=== Items ===

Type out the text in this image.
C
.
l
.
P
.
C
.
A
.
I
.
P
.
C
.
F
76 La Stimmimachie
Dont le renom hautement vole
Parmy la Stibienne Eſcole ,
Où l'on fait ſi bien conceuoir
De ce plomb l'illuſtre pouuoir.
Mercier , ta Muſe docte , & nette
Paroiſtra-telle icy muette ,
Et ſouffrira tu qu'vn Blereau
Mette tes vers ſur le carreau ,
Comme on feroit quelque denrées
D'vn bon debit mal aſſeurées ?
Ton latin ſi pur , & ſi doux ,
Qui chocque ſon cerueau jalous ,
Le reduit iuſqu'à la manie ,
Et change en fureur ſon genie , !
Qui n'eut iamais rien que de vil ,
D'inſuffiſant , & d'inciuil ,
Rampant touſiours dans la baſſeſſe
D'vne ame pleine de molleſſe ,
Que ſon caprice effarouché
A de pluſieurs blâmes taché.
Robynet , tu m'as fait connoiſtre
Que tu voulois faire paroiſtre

===

## Aim
Search the entries for the word "fait" and pick out every line that holds it.

## Answer to the problem
Où l'on fait ſi bien conceuoir
Robynet , tu m'as fait connoiſtre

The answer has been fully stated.